### EXERCISE
Leaving out all images, write out the records that follow exactly.

### DATA PROVIDED

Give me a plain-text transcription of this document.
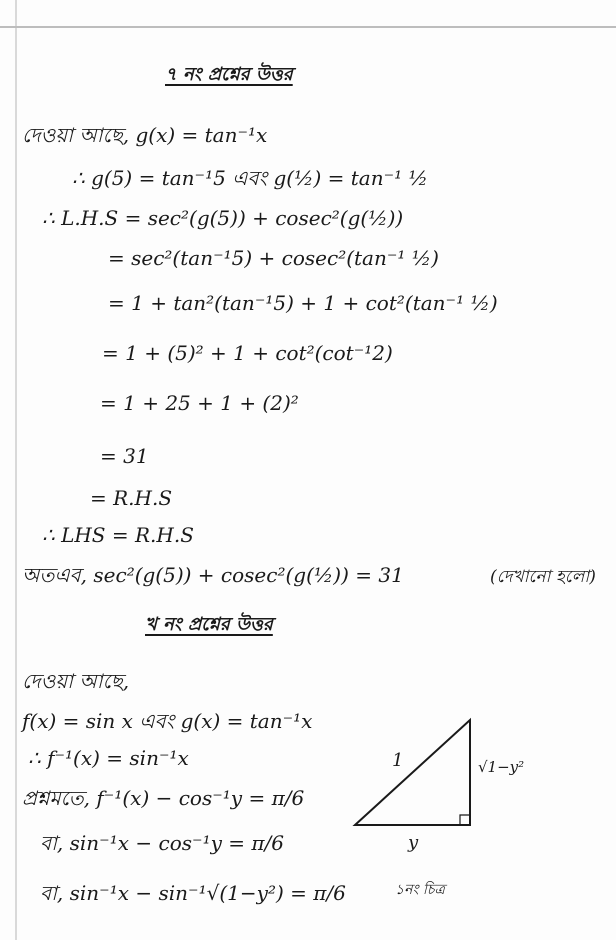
৭ নং প্রশ্নের উত্তর
দেওয়া আছে, g(x) = tan⁻¹x
∴ g(5) = tan⁻¹5 এবং g(½) = tan⁻¹ ½
∴ L.H.S = sec²(g(5)) + cosec²(g(½))
= sec²(tan⁻¹5) + cosec²(tan⁻¹ ½)
= 1 + tan²(tan⁻¹5) + 1 + cot²(tan⁻¹ ½)
= 1 + (5)² + 1 + cot²(cot⁻¹2)
= 1 + 25 + 1 + (2)²
= 31
= R.H.S
∴ LHS = R.H.S
অতএব, sec²(g(5)) + cosec²(g(½)) = 31	(দেখানো হলো)
খ নং প্রশ্নের উত্তর
দেওয়া আছে,
f(x) = sin x এবং g(x) = tan⁻¹x
∴ f⁻¹(x) = sin⁻¹x
প্রশ্নমতে, f⁻¹(x) − cos⁻¹y = π/6
বা, sin⁻¹x − cos⁻¹y = π/6
বা, sin⁻¹x − sin⁻¹√(1−y²) = π/6
1	√1−y²
y
১নং চিত্র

### WRITTEN RESPONSE
Give me a plain-text transcription of this document.
৭ নং প্রশ্নের উত্তর
দেওয়া আছে, g(x) = tan⁻¹x
∴ g(5) = tan⁻¹5 এবং g(½) = tan⁻¹ ½
∴ L.H.S = sec²(g(5)) + cosec²(g(½))
= sec²(tan⁻¹5) + cosec²(tan⁻¹ ½)
= 1 + tan²(tan⁻¹5) + 1 + cot²(tan⁻¹ ½)
= 1 + (5)² + 1 + cot²(cot⁻¹2)
= 1 + 25 + 1 + (2)²
= 31
= R.H.S
∴ LHS = R.H.S
অতএব, sec²(g(5)) + cosec²(g(½)) = 31	(দেখানো হলো)
খ নং প্রশ্নের উত্তর
দেওয়া আছে,
f(x) = sin x এবং g(x) = tan⁻¹x
∴ f⁻¹(x) = sin⁻¹x
প্রশ্নমতে, f⁻¹(x) − cos⁻¹y = π/6
বা, sin⁻¹x − cos⁻¹y = π/6
বা, sin⁻¹x − sin⁻¹√(1−y²) = π/6
1	√1−y²
y
১নং চিত্র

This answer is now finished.